### Task requirements
Extract the data exactly, missing nothing.

### Dataset rows about figures
┌──
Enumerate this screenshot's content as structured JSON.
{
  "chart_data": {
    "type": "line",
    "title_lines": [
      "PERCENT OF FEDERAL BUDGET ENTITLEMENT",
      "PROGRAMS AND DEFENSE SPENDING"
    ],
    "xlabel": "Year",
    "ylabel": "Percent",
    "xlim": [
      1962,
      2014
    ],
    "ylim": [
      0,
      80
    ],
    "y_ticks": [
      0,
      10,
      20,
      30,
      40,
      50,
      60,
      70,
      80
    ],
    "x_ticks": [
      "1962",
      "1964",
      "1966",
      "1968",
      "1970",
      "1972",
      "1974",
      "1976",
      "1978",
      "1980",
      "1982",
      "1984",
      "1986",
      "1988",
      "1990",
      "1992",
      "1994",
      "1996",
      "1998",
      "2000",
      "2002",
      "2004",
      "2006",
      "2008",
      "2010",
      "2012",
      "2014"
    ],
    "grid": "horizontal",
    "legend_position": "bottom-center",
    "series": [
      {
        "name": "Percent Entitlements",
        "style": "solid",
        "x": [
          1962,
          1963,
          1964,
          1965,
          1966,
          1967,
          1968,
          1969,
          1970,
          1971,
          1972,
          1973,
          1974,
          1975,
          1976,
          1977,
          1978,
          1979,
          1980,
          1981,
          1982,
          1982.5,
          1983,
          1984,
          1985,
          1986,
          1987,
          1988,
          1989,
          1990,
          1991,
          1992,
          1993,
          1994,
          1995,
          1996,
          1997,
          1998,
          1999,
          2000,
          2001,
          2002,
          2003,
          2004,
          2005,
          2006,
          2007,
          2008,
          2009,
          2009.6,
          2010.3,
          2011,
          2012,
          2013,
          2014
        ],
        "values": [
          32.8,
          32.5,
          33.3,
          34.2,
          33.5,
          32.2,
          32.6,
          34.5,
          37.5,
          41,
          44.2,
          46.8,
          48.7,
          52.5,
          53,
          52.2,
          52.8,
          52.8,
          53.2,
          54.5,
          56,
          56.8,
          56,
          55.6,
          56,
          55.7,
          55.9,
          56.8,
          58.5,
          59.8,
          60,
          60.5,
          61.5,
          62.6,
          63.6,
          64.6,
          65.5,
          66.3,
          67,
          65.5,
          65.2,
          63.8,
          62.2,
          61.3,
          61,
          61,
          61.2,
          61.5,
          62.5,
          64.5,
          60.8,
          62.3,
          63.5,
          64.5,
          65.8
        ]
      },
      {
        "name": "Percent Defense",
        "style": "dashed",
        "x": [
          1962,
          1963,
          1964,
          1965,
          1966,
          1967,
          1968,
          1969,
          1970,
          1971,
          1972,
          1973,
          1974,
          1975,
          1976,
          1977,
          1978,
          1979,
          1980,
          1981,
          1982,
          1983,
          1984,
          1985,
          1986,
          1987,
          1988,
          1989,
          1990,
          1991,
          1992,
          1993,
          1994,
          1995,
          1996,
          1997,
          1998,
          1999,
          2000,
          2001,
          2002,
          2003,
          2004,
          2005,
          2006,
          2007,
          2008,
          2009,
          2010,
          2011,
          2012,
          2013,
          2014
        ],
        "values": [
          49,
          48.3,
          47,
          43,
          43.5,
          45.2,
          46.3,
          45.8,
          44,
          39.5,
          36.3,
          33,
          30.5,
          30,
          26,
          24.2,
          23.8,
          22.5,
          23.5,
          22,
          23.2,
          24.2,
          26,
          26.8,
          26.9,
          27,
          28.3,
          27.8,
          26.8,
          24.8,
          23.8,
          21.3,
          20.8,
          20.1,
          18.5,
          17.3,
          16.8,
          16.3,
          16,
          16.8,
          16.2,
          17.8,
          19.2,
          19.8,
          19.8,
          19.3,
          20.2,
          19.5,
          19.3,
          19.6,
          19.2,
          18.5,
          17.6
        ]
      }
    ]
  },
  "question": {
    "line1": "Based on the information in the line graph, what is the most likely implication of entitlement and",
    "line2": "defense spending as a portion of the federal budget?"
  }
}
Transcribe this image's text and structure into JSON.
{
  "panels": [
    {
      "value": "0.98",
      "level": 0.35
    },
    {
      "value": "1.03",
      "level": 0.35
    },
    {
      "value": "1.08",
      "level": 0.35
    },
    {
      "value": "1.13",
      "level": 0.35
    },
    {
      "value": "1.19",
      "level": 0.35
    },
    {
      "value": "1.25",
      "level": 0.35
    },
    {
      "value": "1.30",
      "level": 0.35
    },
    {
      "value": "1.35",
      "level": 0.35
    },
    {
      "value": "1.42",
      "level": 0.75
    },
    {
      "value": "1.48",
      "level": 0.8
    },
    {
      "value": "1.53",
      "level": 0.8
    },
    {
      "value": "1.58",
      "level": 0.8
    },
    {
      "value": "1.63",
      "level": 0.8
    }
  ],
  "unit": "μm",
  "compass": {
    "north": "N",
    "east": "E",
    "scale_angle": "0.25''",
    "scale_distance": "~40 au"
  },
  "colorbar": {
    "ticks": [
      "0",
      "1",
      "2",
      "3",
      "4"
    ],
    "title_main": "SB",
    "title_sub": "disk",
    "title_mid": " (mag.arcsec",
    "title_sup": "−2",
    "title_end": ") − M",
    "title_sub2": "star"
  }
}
└──
### The reply
Enumerate this screenshot's content as structured JSON.
{
  "chart_data": {
    "type": "line",
    "title_lines": [
      "PERCENT OF FEDERAL BUDGET ENTITLEMENT",
      "PROGRAMS AND DEFENSE SPENDING"
    ],
    "xlabel": "Year",
    "ylabel": "Percent",
    "xlim": [
      1962,
      2014
    ],
    "ylim": [
      0,
      80
    ],
    "y_ticks": [
      0,
      10,
      20,
      30,
      40,
      50,
      60,
      70,
      80
    ],
    "x_ticks": [
      "1962",
      "1964",
      "1966",
      "1968",
      "1970",
      "1972",
      "1974",
      "1976",
      "1978",
      "1980",
      "1982",
      "1984",
      "1986",
      "1988",
      "1990",
      "1992",
      "1994",
      "1996",
      "1998",
      "2000",
      "2002",
      "2004",
      "2006",
      "2008",
      "2010",
      "2012",
      "2014"
    ],
    "grid": "horizontal",
    "legend_position": "bottom-center",
    "series": [
      {
        "name": "Percent Entitlements",
        "style": "solid",
        "x": [
          1962,
          1963,
          1964,
          1965,
          1966,
          1967,
          1968,
          1969,
          1970,
          1971,
          1972,
          1973,
          1974,
          1975,
          1976,
          1977,
          1978,
          1979,
          1980,
          1981,
          1982,
          1982.5,
          1983,
          1984,
          1985,
          1986,
          1987,
          1988,
          1989,
          1990,
          1991,
          1992,
          1993,
          1994,
          1995,
          1996,
          1997,
          1998,
          1999,
          2000,
          2001,
          2002,
          2003,
          2004,
          2005,
          2006,
          2007,
          2008,
          2009,
          2009.6,
          2010.3,
          2011,
          2012,
          2013,
          2014
        ],
        "values": [
          32.8,
          32.5,
          33.3,
          34.2,
          33.5,
          32.2,
          32.6,
          34.5,
          37.5,
          41,
          44.2,
          46.8,
          48.7,
          52.5,
          53,
          52.2,
          52.8,
          52.8,
          53.2,
          54.5,
          56,
          56.8,
          56,
          55.6,
          56,
          55.7,
          55.9,
          56.8,
          58.5,
          59.8,
          60,
          60.5,
          61.5,
          62.6,
          63.6,
          64.6,
          65.5,
          66.3,
          67,
          65.5,
          65.2,
          63.8,
          62.2,
          61.3,
          61,
          61,
          61.2,
          61.5,
          62.5,
          64.5,
          60.8,
          62.3,
          63.5,
          64.5,
          65.8
        ]
      },
      {
        "name": "Percent Defense",
        "style": "dashed",
        "x": [
          1962,
          1963,
          1964,
          1965,
          1966,
          1967,
          1968,
          1969,
          1970,
          1971,
          1972,
          1973,
          1974,
          1975,
          1976,
          1977,
          1978,
          1979,
          1980,
          1981,
          1982,
          1983,
          1984,
          1985,
          1986,
          1987,
          1988,
          1989,
          1990,
          1991,
          1992,
          1993,
          1994,
          1995,
          1996,
          1997,
          1998,
          1999,
          2000,
          2001,
          2002,
          2003,
          2004,
          2005,
          2006,
          2007,
          2008,
          2009,
          2010,
          2011,
          2012,
          2013,
          2014
        ],
        "values": [
          49,
          48.3,
          47,
          43,
          43.5,
          45.2,
          46.3,
          45.8,
          44,
          39.5,
          36.3,
          33,
          30.5,
          30,
          26,
          24.2,
          23.8,
          22.5,
          23.5,
          22,
          23.2,
          24.2,
          26,
          26.8,
          26.9,
          27,
          28.3,
          27.8,
          26.8,
          24.8,
          23.8,
          21.3,
          20.8,
          20.1,
          18.5,
          17.3,
          16.8,
          16.3,
          16,
          16.8,
          16.2,
          17.8,
          19.2,
          19.8,
          19.8,
          19.3,
          20.2,
          19.5,
          19.3,
          19.6,
          19.2,
          18.5,
          17.6
        ]
      }
    ]
  },
  "question": {
    "line1": "Based on the information in the line graph, what is the most likely implication of entitlement and",
    "line2": "defense spending as a portion of the federal budget?"
  }
}
Transcribe this image's text and structure into JSON.
{
  "panels": [
    {
      "value": "0.98",
      "level": 0.35
    },
    {
      "value": "1.03",
      "level": 0.35
    },
    {
      "value": "1.08",
      "level": 0.35
    },
    {
      "value": "1.13",
      "level": 0.35
    },
    {
      "value": "1.19",
      "level": 0.35
    },
    {
      "value": "1.25",
      "level": 0.35
    },
    {
      "value": "1.30",
      "level": 0.35
    },
    {
      "value": "1.35",
      "level": 0.35
    },
    {
      "value": "1.42",
      "level": 0.75
    },
    {
      "value": "1.48",
      "level": 0.8
    },
    {
      "value": "1.53",
      "level": 0.8
    },
    {
      "value": "1.58",
      "level": 0.8
    },
    {
      "value": "1.63",
      "level": 0.8
    }
  ],
  "unit": "μm",
  "compass": {
    "north": "N",
    "east": "E",
    "scale_angle": "0.25''",
    "scale_distance": "~40 au"
  },
  "colorbar": {
    "ticks": [
      "0",
      "1",
      "2",
      "3",
      "4"
    ],
    "title_main": "SB",
    "title_sub": "disk",
    "title_mid": " (mag.arcsec",
    "title_sup": "−2",
    "title_end": ") − M",
    "title_sub2": "star"
  }
}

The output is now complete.